- [Given text]:
-- Begin --

To be in that liminal space is to have good company, though that does not always comfort me. Think of the big stories in the Bible and how many of them spend their time in between the promises given and the promises fulfilled. Most of Abraham and Sarah’s story takes place in between the promise that they will have a son and when Isaac is finally born. Even then they never really see God’s promise that their family will be a great nation fulfilled. In the Torah, the Israelites spend most of their time after being rescued from Egypt in the wilderness and don’t even get to the Promised Land until the events in Joshua. The prophets ache for the people to return to faithfulness or for God to end the Exile or for Messiah to come.
It seems that to be a person of biblical faith means to be in a state of waiting in between the promise given and the promise fulfilled. In Advent, we remember that God fulfilled that first promise, to send Messiah and save God’s people from their sins. We also stand in the in-between, waiting for the second promise, when Jesus will return and bring the new creation to its fulfillment and defeat sin and death completely. We stand in between two candles, looking back and looking ahead, remembering that we can look ahead with hope because of what has happened in the past. It may be a hope that is hard to see at times.

-- End --

- [Available data]:
-- Begin --

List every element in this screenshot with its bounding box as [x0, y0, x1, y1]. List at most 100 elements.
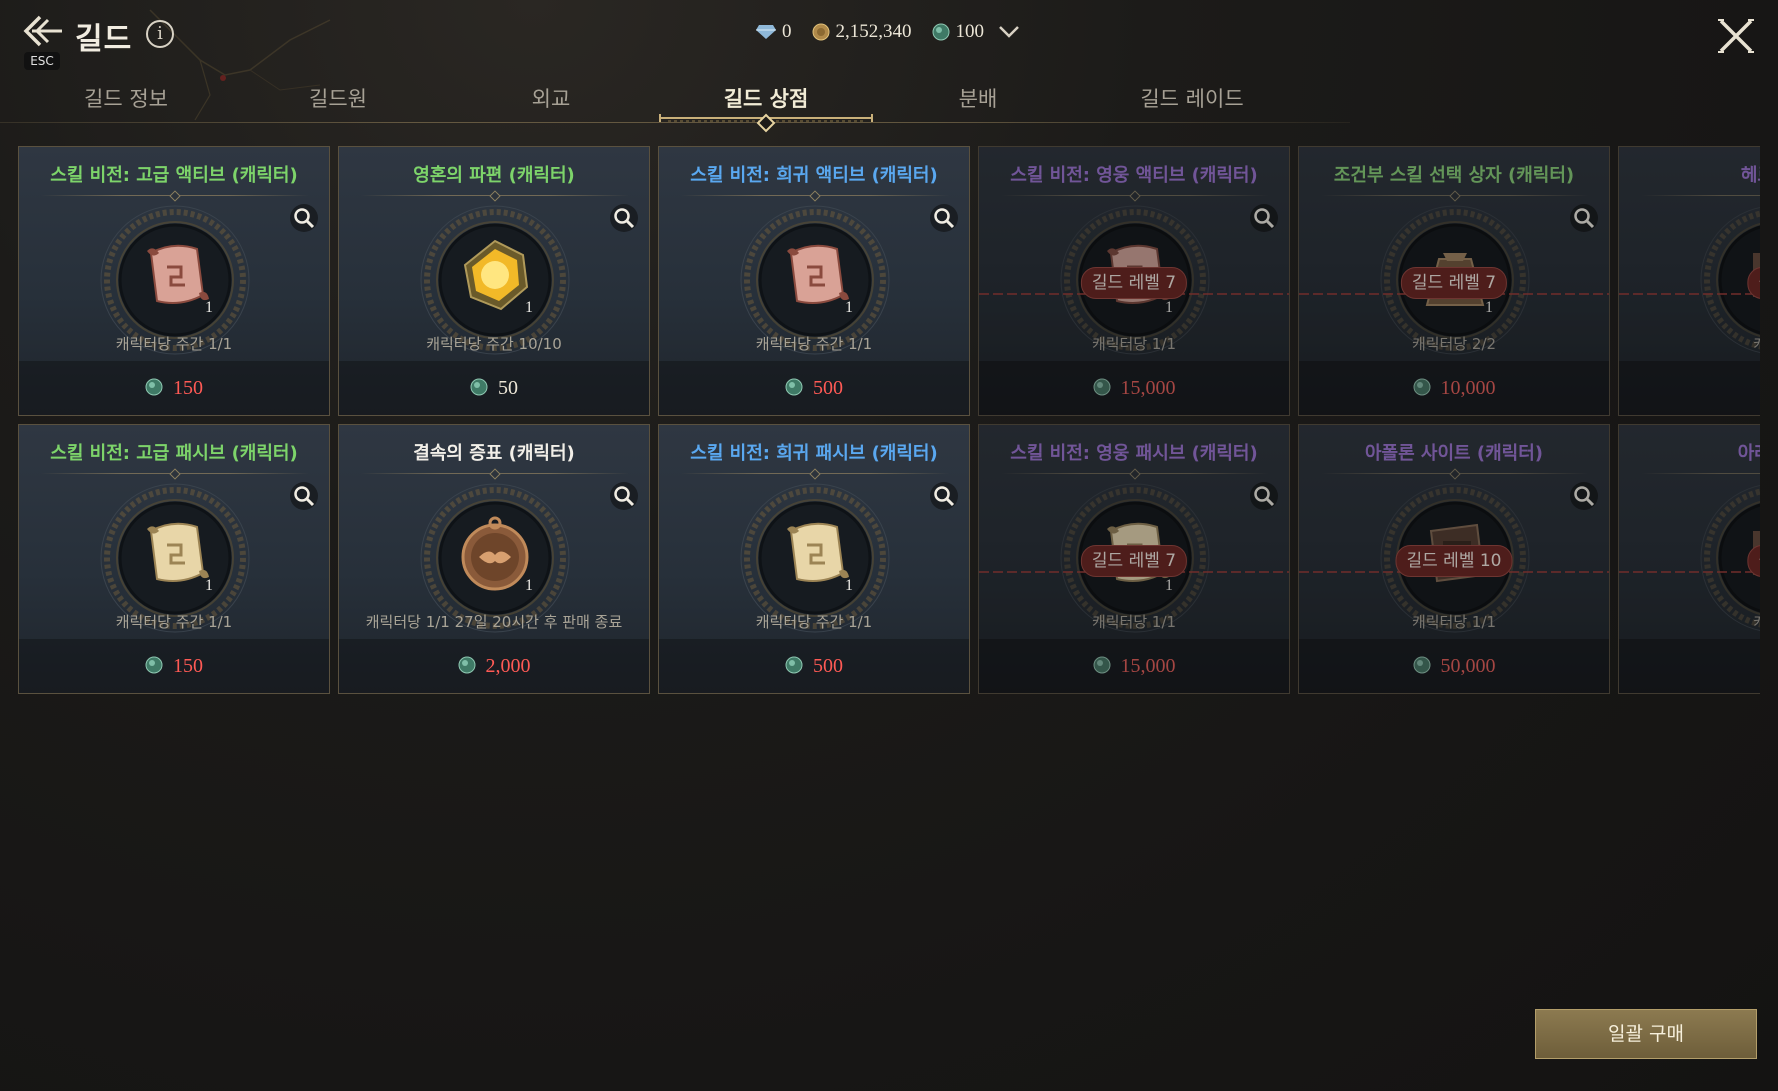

-- End --

- [What to do]:
#1 In the passage on biblical waiting, in which book do the Israelites finally reach the Promised Land?
#2 Swap "wilderness" for "desert" in the passage on biblical waiting, and write out its words from "To be in that" up to and including "Messiah to come.".

- [Task-by-task results]:
#1 Joshua

#2
To be in that liminal space is to have good company, though that does not always comfort me. Think of the big stories in the Bible and how many of them spend their time in between the promises given and the promises fulfilled. Most of Abraham and Sarah’s story takes place in between the promise that they will have a son and when Isaac is finally born. Even then they never really see God’s promise that their family will be a great nation fulfilled. In the Torah, the Israelites spend most of their time after being rescued from Egypt in the desert and don’t even get to the Promised Land until the events in Joshua. The prophets ache for the people to return to faithfulness or for God to end the Exile or for Messiah to come.